Recast the lines of the entries below as a JSON list of strings, one string per line, leaving out blank lines. Begin at the first line of the entries and stop after the line that contains "cep-selector[interactable]: Informe seu", and include no other lines.

— start of Data supplied —

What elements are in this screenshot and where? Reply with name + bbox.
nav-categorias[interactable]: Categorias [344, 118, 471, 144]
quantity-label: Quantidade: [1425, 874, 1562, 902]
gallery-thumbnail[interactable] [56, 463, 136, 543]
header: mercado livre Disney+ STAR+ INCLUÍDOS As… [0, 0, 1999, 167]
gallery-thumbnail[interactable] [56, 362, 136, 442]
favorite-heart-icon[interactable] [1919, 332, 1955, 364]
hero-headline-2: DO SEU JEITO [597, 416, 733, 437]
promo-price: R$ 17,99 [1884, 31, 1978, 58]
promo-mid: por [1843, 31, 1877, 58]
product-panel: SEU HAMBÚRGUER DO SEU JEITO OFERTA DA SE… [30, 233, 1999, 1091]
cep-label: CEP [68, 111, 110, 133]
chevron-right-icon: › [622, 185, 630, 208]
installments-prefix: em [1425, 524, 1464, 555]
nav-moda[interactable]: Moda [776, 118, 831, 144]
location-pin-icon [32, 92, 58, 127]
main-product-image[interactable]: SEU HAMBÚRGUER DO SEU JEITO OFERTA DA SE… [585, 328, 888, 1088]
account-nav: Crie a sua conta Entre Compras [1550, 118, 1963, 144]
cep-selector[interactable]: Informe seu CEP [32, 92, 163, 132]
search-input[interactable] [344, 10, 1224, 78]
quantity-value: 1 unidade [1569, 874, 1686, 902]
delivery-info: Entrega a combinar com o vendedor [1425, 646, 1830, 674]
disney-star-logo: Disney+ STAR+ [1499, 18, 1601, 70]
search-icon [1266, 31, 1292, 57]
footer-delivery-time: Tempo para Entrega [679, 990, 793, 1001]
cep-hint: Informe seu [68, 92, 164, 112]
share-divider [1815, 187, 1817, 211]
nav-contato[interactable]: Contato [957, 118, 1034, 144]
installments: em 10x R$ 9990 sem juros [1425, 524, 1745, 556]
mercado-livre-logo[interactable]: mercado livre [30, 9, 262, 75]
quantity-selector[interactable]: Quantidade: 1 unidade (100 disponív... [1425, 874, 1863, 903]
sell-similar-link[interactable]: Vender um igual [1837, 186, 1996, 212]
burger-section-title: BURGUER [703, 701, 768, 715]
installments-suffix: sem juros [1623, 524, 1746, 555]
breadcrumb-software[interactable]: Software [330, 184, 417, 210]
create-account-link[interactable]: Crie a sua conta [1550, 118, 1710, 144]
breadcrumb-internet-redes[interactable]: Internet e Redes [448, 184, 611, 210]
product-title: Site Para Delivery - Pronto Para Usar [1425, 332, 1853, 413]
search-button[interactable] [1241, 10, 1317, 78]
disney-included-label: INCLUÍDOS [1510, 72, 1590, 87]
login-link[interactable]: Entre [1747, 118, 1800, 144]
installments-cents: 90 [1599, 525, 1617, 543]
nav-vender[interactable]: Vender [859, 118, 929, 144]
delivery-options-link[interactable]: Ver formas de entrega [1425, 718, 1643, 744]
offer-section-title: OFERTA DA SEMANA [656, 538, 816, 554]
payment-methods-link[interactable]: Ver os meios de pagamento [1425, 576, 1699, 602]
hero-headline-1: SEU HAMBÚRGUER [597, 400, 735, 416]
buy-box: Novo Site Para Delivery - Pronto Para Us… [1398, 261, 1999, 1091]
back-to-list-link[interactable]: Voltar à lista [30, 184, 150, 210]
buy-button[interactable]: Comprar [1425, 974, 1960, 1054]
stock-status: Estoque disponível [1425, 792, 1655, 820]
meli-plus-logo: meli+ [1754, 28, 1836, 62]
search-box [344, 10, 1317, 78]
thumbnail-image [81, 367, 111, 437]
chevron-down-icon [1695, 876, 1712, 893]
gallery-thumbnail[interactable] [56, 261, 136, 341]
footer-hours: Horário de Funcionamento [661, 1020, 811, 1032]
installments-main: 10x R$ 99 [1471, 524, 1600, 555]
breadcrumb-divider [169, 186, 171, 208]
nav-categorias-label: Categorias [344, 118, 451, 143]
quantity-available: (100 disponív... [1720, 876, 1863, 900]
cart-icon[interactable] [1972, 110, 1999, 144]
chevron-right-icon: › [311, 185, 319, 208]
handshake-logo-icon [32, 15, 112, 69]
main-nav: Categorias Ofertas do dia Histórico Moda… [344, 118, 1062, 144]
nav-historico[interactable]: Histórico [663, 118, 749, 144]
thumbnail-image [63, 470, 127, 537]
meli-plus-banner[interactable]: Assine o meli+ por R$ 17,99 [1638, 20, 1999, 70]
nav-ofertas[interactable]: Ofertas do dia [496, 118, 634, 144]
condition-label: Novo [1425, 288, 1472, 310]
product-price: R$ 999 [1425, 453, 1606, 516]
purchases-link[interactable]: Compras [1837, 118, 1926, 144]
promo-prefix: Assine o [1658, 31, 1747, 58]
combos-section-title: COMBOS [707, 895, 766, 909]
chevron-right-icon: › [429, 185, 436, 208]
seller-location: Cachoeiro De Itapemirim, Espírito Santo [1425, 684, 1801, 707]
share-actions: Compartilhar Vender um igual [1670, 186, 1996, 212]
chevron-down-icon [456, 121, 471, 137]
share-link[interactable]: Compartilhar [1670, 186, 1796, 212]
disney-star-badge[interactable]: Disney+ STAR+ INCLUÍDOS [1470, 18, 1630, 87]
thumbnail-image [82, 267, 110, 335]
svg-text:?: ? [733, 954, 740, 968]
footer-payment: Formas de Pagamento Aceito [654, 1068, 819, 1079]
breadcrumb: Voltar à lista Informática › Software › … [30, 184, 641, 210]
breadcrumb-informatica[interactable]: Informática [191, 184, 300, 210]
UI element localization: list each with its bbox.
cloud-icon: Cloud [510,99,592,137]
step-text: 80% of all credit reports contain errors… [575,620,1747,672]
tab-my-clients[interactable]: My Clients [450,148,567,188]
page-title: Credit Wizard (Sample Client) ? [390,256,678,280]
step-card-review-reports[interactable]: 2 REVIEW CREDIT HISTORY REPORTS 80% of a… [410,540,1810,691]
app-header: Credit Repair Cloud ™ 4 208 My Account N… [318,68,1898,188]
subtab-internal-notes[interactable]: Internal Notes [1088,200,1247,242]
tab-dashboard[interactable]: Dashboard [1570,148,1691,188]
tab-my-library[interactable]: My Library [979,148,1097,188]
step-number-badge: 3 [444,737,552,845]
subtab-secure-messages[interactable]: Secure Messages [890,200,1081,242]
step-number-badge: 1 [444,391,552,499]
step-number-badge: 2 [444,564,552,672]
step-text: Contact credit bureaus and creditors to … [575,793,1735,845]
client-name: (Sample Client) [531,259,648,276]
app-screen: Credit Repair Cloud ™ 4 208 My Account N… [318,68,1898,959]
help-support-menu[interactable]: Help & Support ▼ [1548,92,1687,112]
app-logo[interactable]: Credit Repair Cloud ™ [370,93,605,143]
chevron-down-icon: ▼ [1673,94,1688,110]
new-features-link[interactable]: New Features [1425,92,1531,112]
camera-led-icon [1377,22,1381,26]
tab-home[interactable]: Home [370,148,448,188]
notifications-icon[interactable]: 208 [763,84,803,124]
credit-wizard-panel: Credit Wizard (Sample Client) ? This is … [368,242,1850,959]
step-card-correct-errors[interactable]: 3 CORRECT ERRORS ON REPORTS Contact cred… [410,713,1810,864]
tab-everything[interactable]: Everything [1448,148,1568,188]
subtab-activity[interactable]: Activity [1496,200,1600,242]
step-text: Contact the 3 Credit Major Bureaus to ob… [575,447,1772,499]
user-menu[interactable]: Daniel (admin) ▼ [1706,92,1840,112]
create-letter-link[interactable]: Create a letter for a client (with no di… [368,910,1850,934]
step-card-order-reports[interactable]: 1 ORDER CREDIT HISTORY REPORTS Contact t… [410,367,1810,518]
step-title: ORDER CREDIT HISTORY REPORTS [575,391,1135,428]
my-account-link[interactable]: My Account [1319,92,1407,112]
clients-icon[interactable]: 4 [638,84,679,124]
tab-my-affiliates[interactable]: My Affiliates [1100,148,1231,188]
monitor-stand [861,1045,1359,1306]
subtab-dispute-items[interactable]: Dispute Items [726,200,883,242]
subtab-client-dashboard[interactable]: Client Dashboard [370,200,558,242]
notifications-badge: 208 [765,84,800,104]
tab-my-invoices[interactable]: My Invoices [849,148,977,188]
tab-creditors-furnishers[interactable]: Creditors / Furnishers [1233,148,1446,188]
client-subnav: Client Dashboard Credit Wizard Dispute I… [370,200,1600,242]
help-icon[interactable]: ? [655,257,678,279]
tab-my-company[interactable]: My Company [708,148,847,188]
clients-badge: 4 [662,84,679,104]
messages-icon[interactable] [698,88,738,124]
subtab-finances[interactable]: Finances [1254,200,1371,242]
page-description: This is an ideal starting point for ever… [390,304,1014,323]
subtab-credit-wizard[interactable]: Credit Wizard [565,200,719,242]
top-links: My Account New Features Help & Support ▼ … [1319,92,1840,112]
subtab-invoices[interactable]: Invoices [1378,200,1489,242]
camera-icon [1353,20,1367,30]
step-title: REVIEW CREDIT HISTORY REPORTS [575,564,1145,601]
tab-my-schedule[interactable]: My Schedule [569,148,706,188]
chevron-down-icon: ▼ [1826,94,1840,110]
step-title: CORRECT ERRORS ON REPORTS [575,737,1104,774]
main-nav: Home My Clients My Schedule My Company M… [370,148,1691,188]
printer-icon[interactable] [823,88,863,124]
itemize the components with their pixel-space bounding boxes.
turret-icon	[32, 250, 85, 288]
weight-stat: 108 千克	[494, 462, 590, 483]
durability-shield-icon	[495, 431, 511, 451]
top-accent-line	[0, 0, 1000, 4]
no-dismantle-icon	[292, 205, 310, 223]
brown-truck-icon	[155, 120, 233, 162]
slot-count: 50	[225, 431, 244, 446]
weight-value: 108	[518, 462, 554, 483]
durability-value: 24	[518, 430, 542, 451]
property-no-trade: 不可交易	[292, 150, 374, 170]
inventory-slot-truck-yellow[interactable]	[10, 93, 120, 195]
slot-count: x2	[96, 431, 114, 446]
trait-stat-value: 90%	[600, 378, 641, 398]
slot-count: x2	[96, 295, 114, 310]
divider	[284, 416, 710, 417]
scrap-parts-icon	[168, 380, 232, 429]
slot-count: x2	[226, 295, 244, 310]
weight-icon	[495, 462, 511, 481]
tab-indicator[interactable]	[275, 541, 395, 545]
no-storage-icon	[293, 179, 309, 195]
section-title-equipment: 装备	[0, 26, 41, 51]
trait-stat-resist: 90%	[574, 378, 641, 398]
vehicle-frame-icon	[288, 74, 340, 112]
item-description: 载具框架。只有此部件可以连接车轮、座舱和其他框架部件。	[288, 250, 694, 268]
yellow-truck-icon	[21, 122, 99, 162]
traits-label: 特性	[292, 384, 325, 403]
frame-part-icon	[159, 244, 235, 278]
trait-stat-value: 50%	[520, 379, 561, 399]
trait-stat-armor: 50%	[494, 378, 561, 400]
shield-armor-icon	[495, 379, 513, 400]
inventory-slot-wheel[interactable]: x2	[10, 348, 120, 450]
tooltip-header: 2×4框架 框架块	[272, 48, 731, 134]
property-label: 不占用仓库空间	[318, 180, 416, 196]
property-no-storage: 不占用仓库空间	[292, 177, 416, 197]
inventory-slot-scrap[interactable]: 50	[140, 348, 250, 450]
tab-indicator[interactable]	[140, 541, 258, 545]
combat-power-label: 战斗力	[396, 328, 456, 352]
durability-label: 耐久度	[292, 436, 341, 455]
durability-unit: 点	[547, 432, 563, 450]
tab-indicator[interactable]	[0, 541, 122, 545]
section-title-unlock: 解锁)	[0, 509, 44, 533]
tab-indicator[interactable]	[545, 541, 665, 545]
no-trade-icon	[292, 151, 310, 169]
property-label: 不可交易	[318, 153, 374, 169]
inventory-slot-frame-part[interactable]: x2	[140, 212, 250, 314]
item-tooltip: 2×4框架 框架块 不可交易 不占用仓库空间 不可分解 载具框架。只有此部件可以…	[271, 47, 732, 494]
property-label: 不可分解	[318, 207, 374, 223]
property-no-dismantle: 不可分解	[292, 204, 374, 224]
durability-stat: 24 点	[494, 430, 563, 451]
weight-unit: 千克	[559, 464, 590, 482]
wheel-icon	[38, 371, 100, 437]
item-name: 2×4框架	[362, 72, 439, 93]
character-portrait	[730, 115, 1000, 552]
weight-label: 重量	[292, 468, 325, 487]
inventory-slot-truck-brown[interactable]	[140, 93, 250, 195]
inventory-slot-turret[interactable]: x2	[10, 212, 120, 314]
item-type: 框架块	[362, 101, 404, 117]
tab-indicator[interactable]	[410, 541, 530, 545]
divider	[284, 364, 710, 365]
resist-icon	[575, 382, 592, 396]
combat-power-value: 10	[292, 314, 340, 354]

— end of Data supplied —

- **Exercise output**
[
  "What elements are in this screenshot and where? Reply with name + bbox.",
  "nav-categorias[interactable]: Categorias [344, 118, 471, 144]",
  "quantity-label: Quantidade: [1425, 874, 1562, 902]",
  "gallery-thumbnail[interactable] [56, 463, 136, 543]",
  "header: mercado livre Disney+ STAR+ INCLUÍDOS As… [0, 0, 1999, 167]",
  "gallery-thumbnail[interactable] [56, 362, 136, 442]",
  "favorite-heart-icon[interactable] [1919, 332, 1955, 364]",
  "hero-headline-2: DO SEU JEITO [597, 416, 733, 437]",
  "promo-price: R$ 17,99 [1884, 31, 1978, 58]",
  "promo-mid: por [1843, 31, 1877, 58]",
  "product-panel: SEU HAMBÚRGUER DO SEU JEITO OFERTA DA SE… [30, 233, 1999, 1091]",
  "cep-label: CEP [68, 111, 110, 133]",
  "chevron-right-icon: › [622, 185, 630, 208]",
  "installments-prefix: em [1425, 524, 1464, 555]",
  "nav-moda[interactable]: Moda [776, 118, 831, 144]",
  "location-pin-icon [32, 92, 58, 127]",
  "main-product-image[interactable]: SEU HAMBÚRGUER DO SEU JEITO OFERTA DA SE… [585, 328, 888, 1088]",
  "account-nav: Crie a sua conta Entre Compras [1550, 118, 1963, 144]",
  "cep-selector[interactable]: Informe seu CEP [32, 92, 163, 132]"
]